Some records
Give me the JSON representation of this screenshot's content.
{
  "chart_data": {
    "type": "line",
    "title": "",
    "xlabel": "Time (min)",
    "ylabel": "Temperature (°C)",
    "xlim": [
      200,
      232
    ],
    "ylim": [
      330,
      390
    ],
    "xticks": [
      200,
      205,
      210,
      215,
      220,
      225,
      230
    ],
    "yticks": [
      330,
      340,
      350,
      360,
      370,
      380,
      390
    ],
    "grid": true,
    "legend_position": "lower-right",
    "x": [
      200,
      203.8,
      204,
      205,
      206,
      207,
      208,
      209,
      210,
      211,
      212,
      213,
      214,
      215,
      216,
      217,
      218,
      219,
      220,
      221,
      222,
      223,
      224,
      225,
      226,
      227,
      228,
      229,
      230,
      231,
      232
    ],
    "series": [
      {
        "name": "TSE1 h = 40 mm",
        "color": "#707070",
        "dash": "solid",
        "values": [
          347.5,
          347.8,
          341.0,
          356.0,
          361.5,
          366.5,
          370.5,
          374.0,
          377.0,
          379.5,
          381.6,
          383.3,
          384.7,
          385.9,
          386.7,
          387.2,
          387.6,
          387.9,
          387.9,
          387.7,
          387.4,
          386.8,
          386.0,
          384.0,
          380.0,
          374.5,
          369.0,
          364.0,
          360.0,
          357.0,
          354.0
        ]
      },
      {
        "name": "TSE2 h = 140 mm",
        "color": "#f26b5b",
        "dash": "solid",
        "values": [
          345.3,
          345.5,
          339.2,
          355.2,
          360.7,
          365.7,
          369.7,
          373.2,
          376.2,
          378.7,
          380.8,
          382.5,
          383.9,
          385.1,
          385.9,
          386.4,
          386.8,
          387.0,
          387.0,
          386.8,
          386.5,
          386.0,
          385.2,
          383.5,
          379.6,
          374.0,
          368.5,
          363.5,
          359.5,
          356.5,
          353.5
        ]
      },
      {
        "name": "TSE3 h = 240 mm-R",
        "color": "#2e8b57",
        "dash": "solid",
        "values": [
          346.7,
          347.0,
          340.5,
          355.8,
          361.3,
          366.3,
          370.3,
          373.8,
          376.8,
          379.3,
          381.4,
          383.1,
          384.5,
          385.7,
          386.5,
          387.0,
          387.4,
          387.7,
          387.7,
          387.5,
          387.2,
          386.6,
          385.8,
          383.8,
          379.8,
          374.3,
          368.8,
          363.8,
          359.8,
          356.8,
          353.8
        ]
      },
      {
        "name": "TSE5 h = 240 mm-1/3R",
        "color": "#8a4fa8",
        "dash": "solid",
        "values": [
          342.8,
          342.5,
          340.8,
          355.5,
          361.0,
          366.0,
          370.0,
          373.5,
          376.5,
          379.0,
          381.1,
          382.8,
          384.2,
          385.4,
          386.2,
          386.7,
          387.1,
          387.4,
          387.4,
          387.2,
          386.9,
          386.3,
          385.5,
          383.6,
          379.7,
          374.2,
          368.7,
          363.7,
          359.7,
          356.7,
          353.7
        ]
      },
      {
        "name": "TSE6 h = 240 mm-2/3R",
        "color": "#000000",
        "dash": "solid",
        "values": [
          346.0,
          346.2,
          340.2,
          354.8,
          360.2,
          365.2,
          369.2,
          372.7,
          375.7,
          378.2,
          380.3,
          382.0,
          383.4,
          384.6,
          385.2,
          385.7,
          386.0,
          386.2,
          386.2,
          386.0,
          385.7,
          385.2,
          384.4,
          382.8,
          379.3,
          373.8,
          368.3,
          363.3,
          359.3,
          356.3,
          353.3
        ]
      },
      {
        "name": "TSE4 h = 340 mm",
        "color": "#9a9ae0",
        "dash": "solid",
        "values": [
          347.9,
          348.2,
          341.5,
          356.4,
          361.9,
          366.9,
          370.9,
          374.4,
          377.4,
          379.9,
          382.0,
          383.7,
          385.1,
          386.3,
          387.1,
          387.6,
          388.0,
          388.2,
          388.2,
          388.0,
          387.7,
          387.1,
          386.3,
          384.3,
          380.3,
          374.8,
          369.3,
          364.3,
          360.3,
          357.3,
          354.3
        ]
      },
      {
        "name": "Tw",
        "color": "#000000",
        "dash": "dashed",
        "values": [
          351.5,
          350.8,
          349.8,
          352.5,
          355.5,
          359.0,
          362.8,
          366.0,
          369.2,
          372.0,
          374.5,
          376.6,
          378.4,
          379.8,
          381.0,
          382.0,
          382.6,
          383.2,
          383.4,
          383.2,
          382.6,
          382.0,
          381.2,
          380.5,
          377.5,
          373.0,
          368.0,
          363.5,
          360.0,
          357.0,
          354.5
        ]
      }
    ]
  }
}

> To do
Give the count of lines containing "color", with no added text.

> Reply
7